>> Start Input rows
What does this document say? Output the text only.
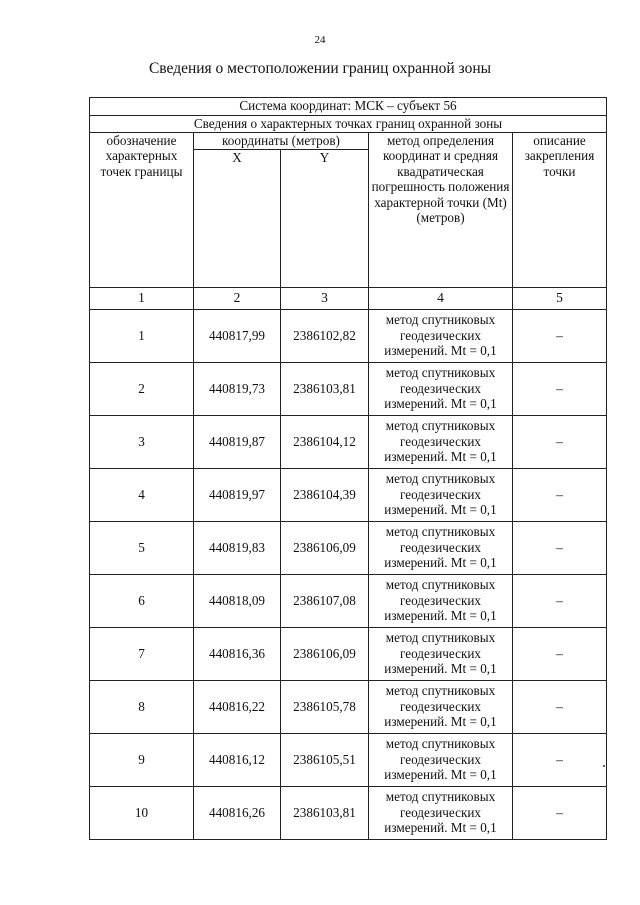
24
Сведения о местоположении границ охранной зоны
Система координат: МСК – субъект 56				
Сведения о характерных точках границ охранной зоны				
обозначение характерных точек границы	координаты (метров)		метод определения координат и средняя квадратическая погрешность положения характерной точки (Mt) (метров)	описание закрепления точки
	X	Y		
1	2	3	4	5
1	440817,99	2386102,82	метод спутниковых геодезических измерений. Mt = 0,1	–
2	440819,73	2386103,81	метод спутниковых геодезических измерений. Mt = 0,1	–
3	440819,87	2386104,12	метод спутниковых геодезических измерений. Mt = 0,1	–
4	440819,97	2386104,39	метод спутниковых геодезических измерений. Mt = 0,1	–
5	440819,83	2386106,09	метод спутниковых геодезических измерений. Mt = 0,1	–
6	440818,09	2386107,08	метод спутниковых геодезических измерений. Mt = 0,1	–
7	440816,36	2386106,09	метод спутниковых геодезических измерений. Mt = 0,1	–
8	440816,22	2386105,78	метод спутниковых геодезических измерений. Mt = 0,1	–
9	440816,12	2386105,51	метод спутниковых геодезических измерений. Mt = 0,1	–
10	440816,26	2386103,81	метод спутниковых геодезических измерений. Mt = 0,1	–
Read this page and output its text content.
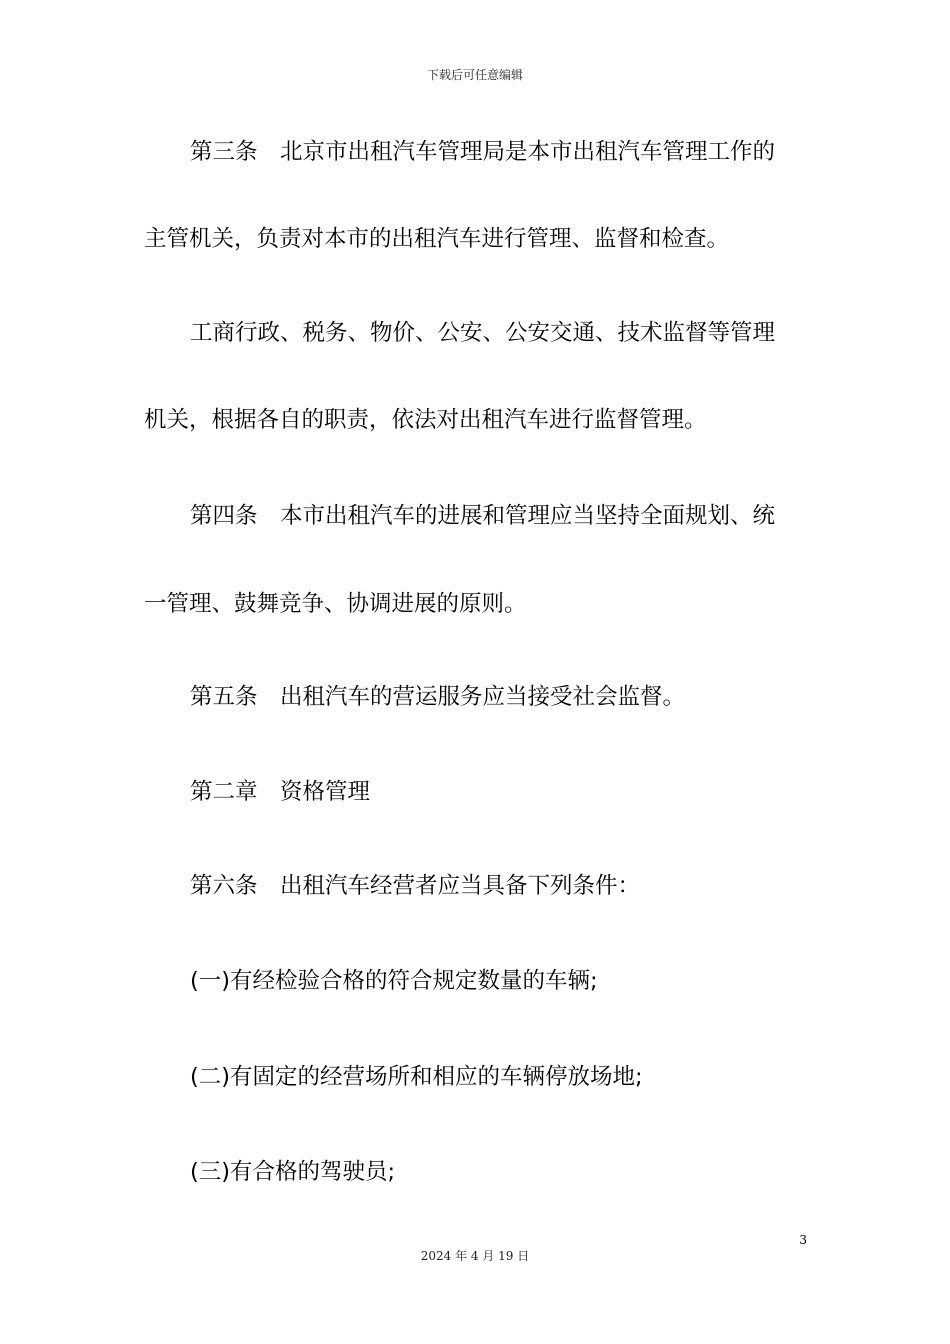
下载后可任意编辑
第三条　北京市出租汽车管理局是本市出租汽车管理工作的
主管机关，负责对本市的出租汽车进行管理、监督和检查。
工商行政、税务、物价、公安、公安交通、技术监督等管理
机关，根据各自的职责，依法对出租汽车进行监督管理。
第四条　本市出租汽车的进展和管理应当坚持全面规划、统
一管理、鼓舞竞争、协调进展的原则。
第五条　出租汽车的营运服务应当接受社会监督。
第二章　资格管理
第六条　出租汽车经营者应当具备下列条件：
(一)有经检验合格的符合规定数量的车辆;
(二)有固定的经营场所和相应的车辆停放场地;
(三)有合格的驾驶员;
3
2024 年 4 月 19 日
>> End Input rows
* _Task description_:
Extract the run of lines from the line holding "Read this page and output its text content." through the final line of the material above, exactly and inclusively. Leave the pictures behind.

* _Solved problem_:
Read this page and output its text content.
下载后可任意编辑
第三条　北京市出租汽车管理局是本市出租汽车管理工作的
主管机关，负责对本市的出租汽车进行管理、监督和检查。
工商行政、税务、物价、公安、公安交通、技术监督等管理
机关，根据各自的职责，依法对出租汽车进行监督管理。
第四条　本市出租汽车的进展和管理应当坚持全面规划、统
一管理、鼓舞竞争、协调进展的原则。
第五条　出租汽车的营运服务应当接受社会监督。
第二章　资格管理
第六条　出租汽车经营者应当具备下列条件：
(一)有经检验合格的符合规定数量的车辆;
(二)有固定的经营场所和相应的车辆停放场地;
(三)有合格的驾驶员;
3
2024 年 4 月 19 日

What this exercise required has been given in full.